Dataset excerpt
▼▼▼
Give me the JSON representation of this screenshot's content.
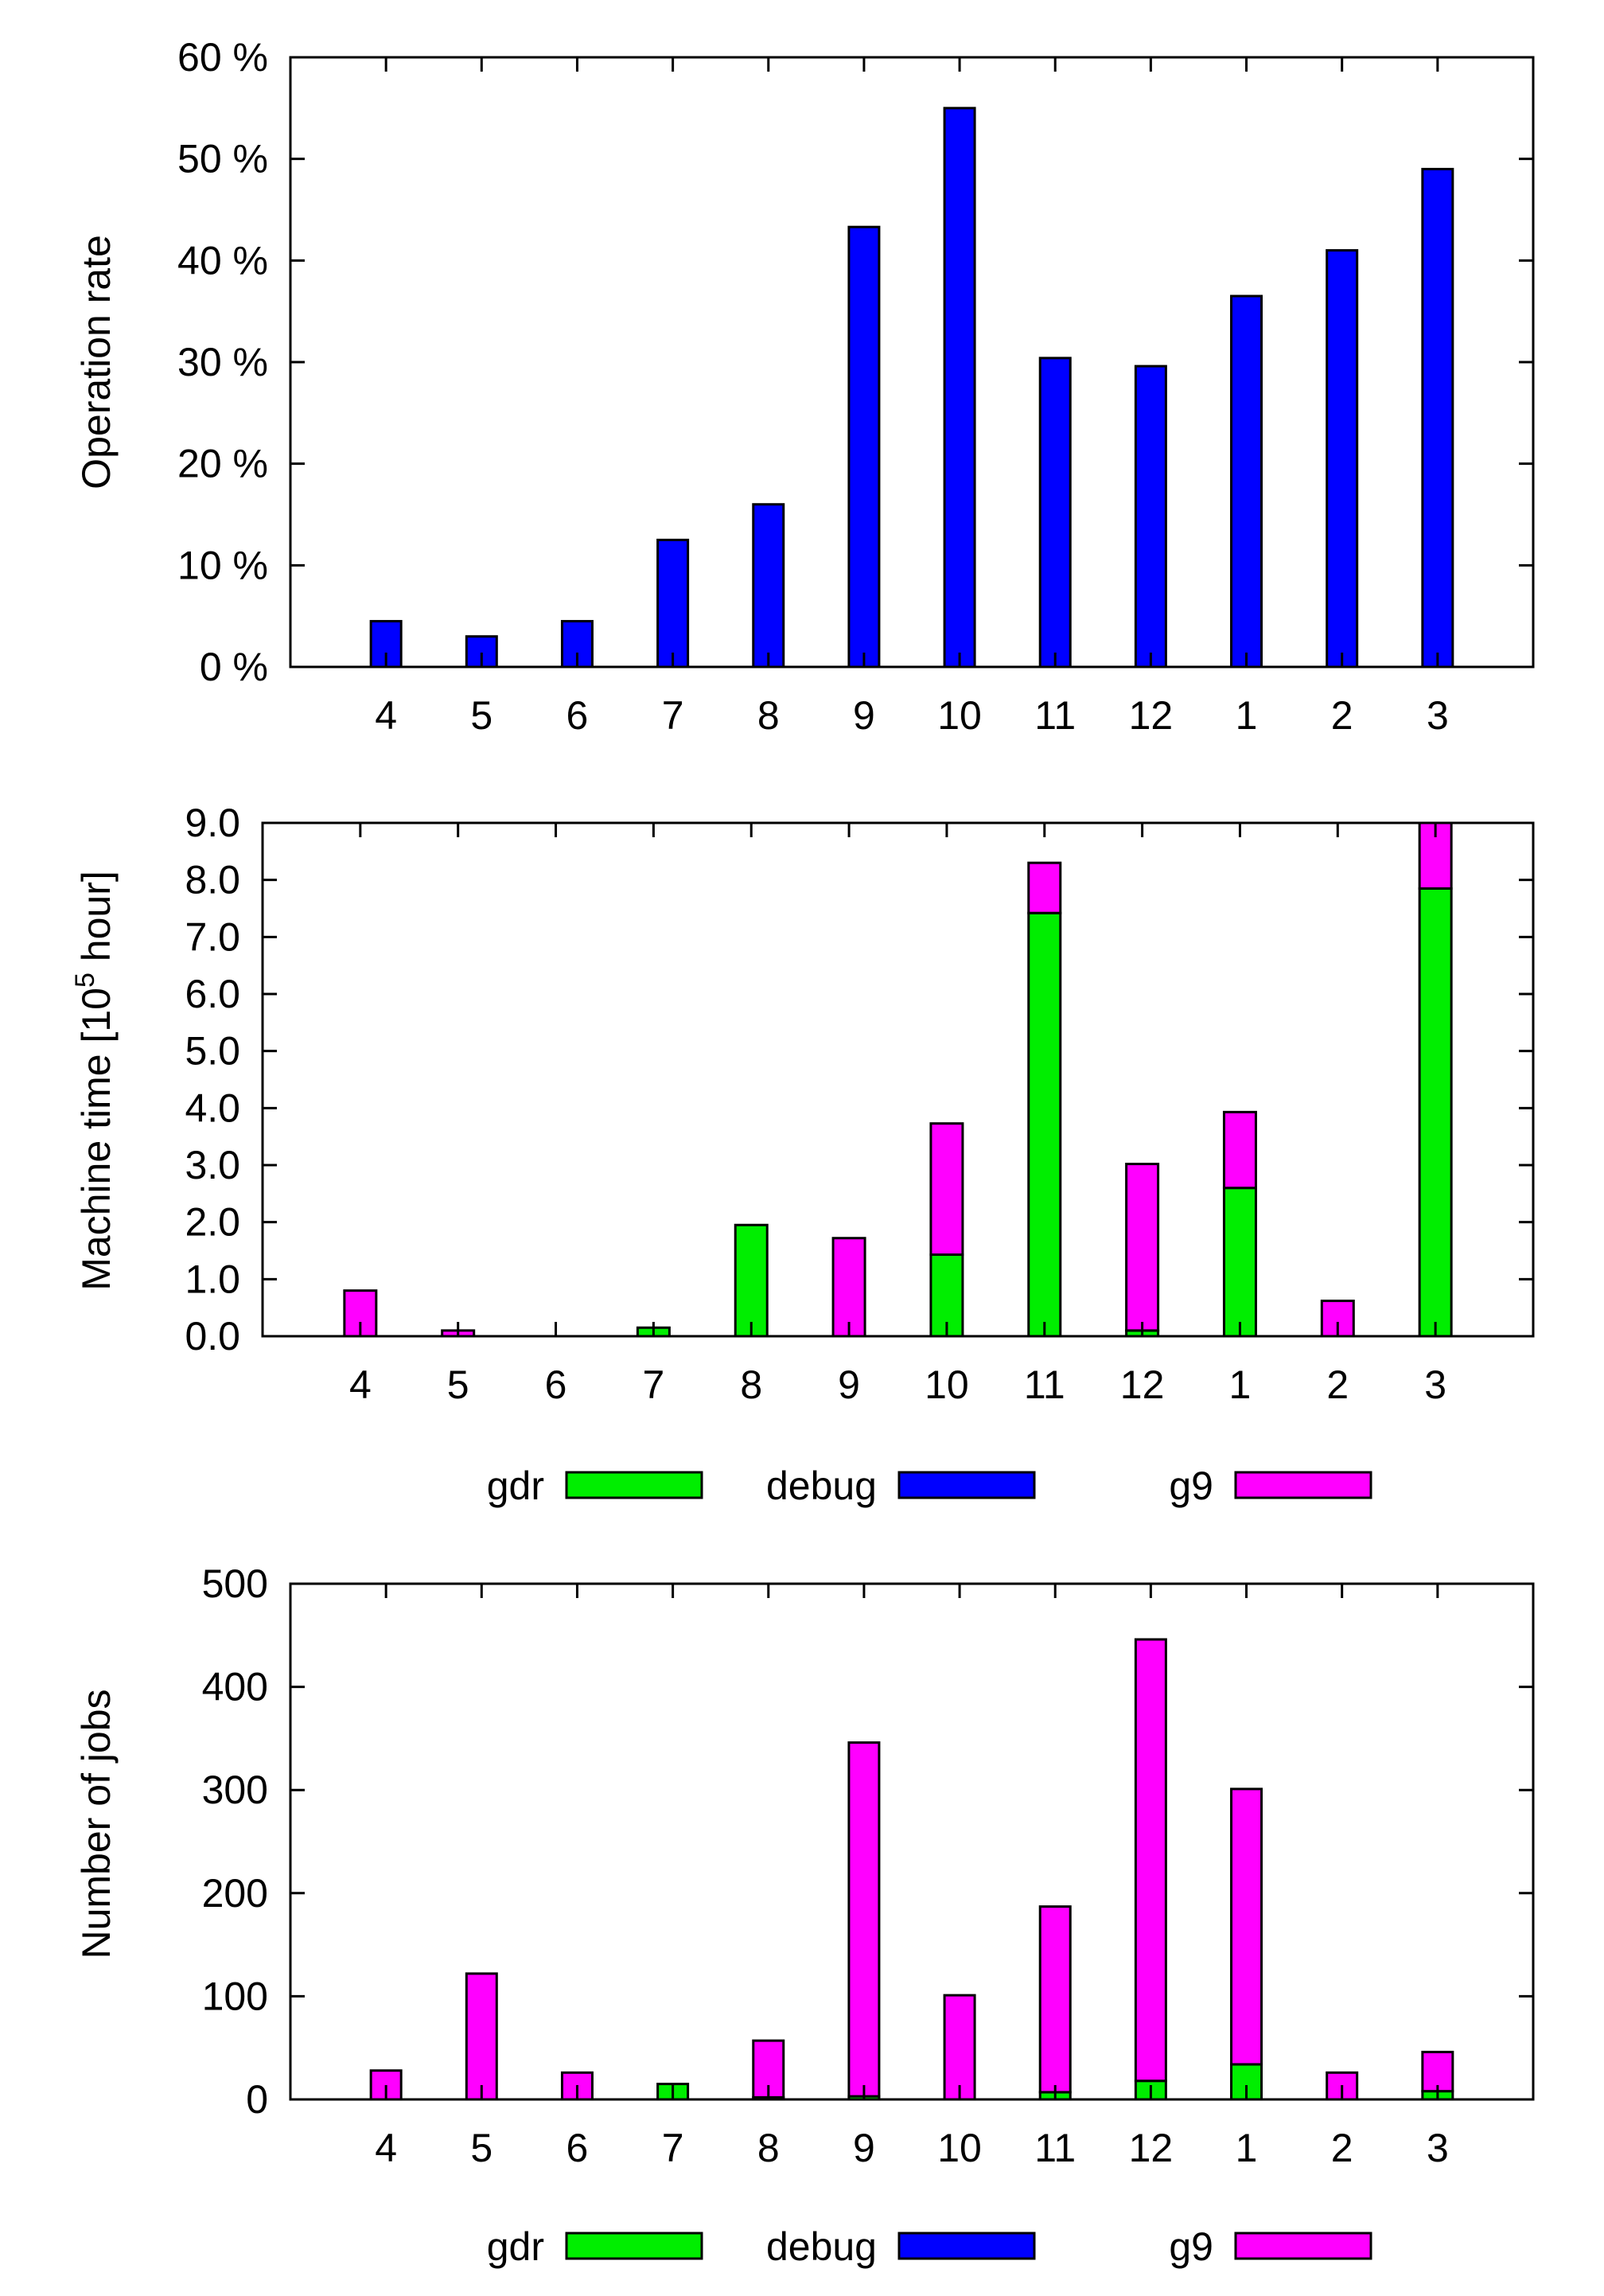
{
  "colors": {
    "gdr": "#00ee00",
    "debug": "#0000ff",
    "g9": "#ff00ff",
    "axis": "#000000",
    "outline": "#000000"
  },
  "chart_data": [
    {
      "type": "bar",
      "categories": [
        "4",
        "5",
        "6",
        "7",
        "8",
        "9",
        "10",
        "11",
        "12",
        "1",
        "2",
        "3"
      ],
      "ylabel": "Operation rate",
      "ylim": [
        0,
        60
      ],
      "yticks": [
        0,
        10,
        20,
        30,
        40,
        50,
        60
      ],
      "ytick_labels": [
        "0 %",
        "10 %",
        "20 %",
        "30 %",
        "40 %",
        "50 %",
        "60 %"
      ],
      "series": [
        {
          "color": "#0000ff",
          "values": [
            4.5,
            3.0,
            4.5,
            12.5,
            16.0,
            43.3,
            55.0,
            30.4,
            29.6,
            36.5,
            41.0,
            49.0
          ]
        }
      ],
      "grid": false
    },
    {
      "type": "bar",
      "stacked": true,
      "categories": [
        "4",
        "5",
        "6",
        "7",
        "8",
        "9",
        "10",
        "11",
        "12",
        "1",
        "2",
        "3"
      ],
      "ylabel_prefix": "Machine time [10",
      "ylabel_sup": "5",
      "ylabel_suffix": " hour]",
      "ylim": [
        0,
        9
      ],
      "yticks": [
        0,
        1,
        2,
        3,
        4,
        5,
        6,
        7,
        8,
        9
      ],
      "ytick_labels": [
        "0.0",
        "1.0",
        "2.0",
        "3.0",
        "4.0",
        "5.0",
        "6.0",
        "7.0",
        "8.0",
        "9.0"
      ],
      "legend": [
        "gdr",
        "debug",
        "g9"
      ],
      "legend_position": "below",
      "series": [
        {
          "name": "gdr",
          "color": "#00ee00",
          "values": [
            0.0,
            0.0,
            0.0,
            0.15,
            1.95,
            0.0,
            1.43,
            7.42,
            0.1,
            2.6,
            0.0,
            7.85
          ]
        },
        {
          "name": "debug",
          "color": "#0000ff",
          "values": [
            0,
            0,
            0,
            0,
            0,
            0,
            0,
            0,
            0,
            0,
            0,
            0
          ]
        },
        {
          "name": "g9",
          "color": "#ff00ff",
          "values": [
            0.8,
            0.1,
            0.0,
            0.0,
            0.0,
            1.72,
            2.3,
            0.88,
            2.92,
            1.33,
            0.62,
            1.15
          ]
        }
      ],
      "grid": false
    },
    {
      "type": "bar",
      "stacked": true,
      "categories": [
        "4",
        "5",
        "6",
        "7",
        "8",
        "9",
        "10",
        "11",
        "12",
        "1",
        "2",
        "3"
      ],
      "ylabel": "Number of jobs",
      "ylim": [
        0,
        500
      ],
      "yticks": [
        0,
        100,
        200,
        300,
        400,
        500
      ],
      "ytick_labels": [
        "0",
        "100",
        "200",
        "300",
        "400",
        "500"
      ],
      "legend": [
        "gdr",
        "debug",
        "g9"
      ],
      "legend_position": "below",
      "series": [
        {
          "name": "gdr",
          "color": "#00ee00",
          "values": [
            0,
            0,
            0,
            15,
            2,
            3,
            0,
            7,
            18,
            34,
            0,
            8
          ]
        },
        {
          "name": "debug",
          "color": "#0000ff",
          "values": [
            0,
            0,
            0,
            0,
            0,
            0,
            0,
            0,
            0,
            0,
            0,
            0
          ]
        },
        {
          "name": "g9",
          "color": "#ff00ff",
          "values": [
            28,
            122,
            26,
            0,
            55,
            343,
            101,
            180,
            428,
            267,
            26,
            38
          ]
        }
      ],
      "grid": false
    }
  ]
}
▲▲▲
• _WRITTEN REQUEST_:
Leave out the pictures and print each record exactly as it stands.

• _THE OUTPUT_:
Give me the JSON representation of this screenshot's content.
{
  "colors": {
    "gdr": "#00ee00",
    "debug": "#0000ff",
    "g9": "#ff00ff",
    "axis": "#000000",
    "outline": "#000000"
  },
  "chart_data": [
    {
      "type": "bar",
      "categories": [
        "4",
        "5",
        "6",
        "7",
        "8",
        "9",
        "10",
        "11",
        "12",
        "1",
        "2",
        "3"
      ],
      "ylabel": "Operation rate",
      "ylim": [
        0,
        60
      ],
      "yticks": [
        0,
        10,
        20,
        30,
        40,
        50,
        60
      ],
      "ytick_labels": [
        "0 %",
        "10 %",
        "20 %",
        "30 %",
        "40 %",
        "50 %",
        "60 %"
      ],
      "series": [
        {
          "color": "#0000ff",
          "values": [
            4.5,
            3.0,
            4.5,
            12.5,
            16.0,
            43.3,
            55.0,
            30.4,
            29.6,
            36.5,
            41.0,
            49.0
          ]
        }
      ],
      "grid": false
    },
    {
      "type": "bar",
      "stacked": true,
      "categories": [
        "4",
        "5",
        "6",
        "7",
        "8",
        "9",
        "10",
        "11",
        "12",
        "1",
        "2",
        "3"
      ],
      "ylabel_prefix": "Machine time [10",
      "ylabel_sup": "5",
      "ylabel_suffix": " hour]",
      "ylim": [
        0,
        9
      ],
      "yticks": [
        0,
        1,
        2,
        3,
        4,
        5,
        6,
        7,
        8,
        9
      ],
      "ytick_labels": [
        "0.0",
        "1.0",
        "2.0",
        "3.0",
        "4.0",
        "5.0",
        "6.0",
        "7.0",
        "8.0",
        "9.0"
      ],
      "legend": [
        "gdr",
        "debug",
        "g9"
      ],
      "legend_position": "below",
      "series": [
        {
          "name": "gdr",
          "color": "#00ee00",
          "values": [
            0.0,
            0.0,
            0.0,
            0.15,
            1.95,
            0.0,
            1.43,
            7.42,
            0.1,
            2.6,
            0.0,
            7.85
          ]
        },
        {
          "name": "debug",
          "color": "#0000ff",
          "values": [
            0,
            0,
            0,
            0,
            0,
            0,
            0,
            0,
            0,
            0,
            0,
            0
          ]
        },
        {
          "name": "g9",
          "color": "#ff00ff",
          "values": [
            0.8,
            0.1,
            0.0,
            0.0,
            0.0,
            1.72,
            2.3,
            0.88,
            2.92,
            1.33,
            0.62,
            1.15
          ]
        }
      ],
      "grid": false
    },
    {
      "type": "bar",
      "stacked": true,
      "categories": [
        "4",
        "5",
        "6",
        "7",
        "8",
        "9",
        "10",
        "11",
        "12",
        "1",
        "2",
        "3"
      ],
      "ylabel": "Number of jobs",
      "ylim": [
        0,
        500
      ],
      "yticks": [
        0,
        100,
        200,
        300,
        400,
        500
      ],
      "ytick_labels": [
        "0",
        "100",
        "200",
        "300",
        "400",
        "500"
      ],
      "legend": [
        "gdr",
        "debug",
        "g9"
      ],
      "legend_position": "below",
      "series": [
        {
          "name": "gdr",
          "color": "#00ee00",
          "values": [
            0,
            0,
            0,
            15,
            2,
            3,
            0,
            7,
            18,
            34,
            0,
            8
          ]
        },
        {
          "name": "debug",
          "color": "#0000ff",
          "values": [
            0,
            0,
            0,
            0,
            0,
            0,
            0,
            0,
            0,
            0,
            0,
            0
          ]
        },
        {
          "name": "g9",
          "color": "#ff00ff",
          "values": [
            28,
            122,
            26,
            0,
            55,
            343,
            101,
            180,
            428,
            267,
            26,
            38
          ]
        }
      ],
      "grid": false
    }
  ]
}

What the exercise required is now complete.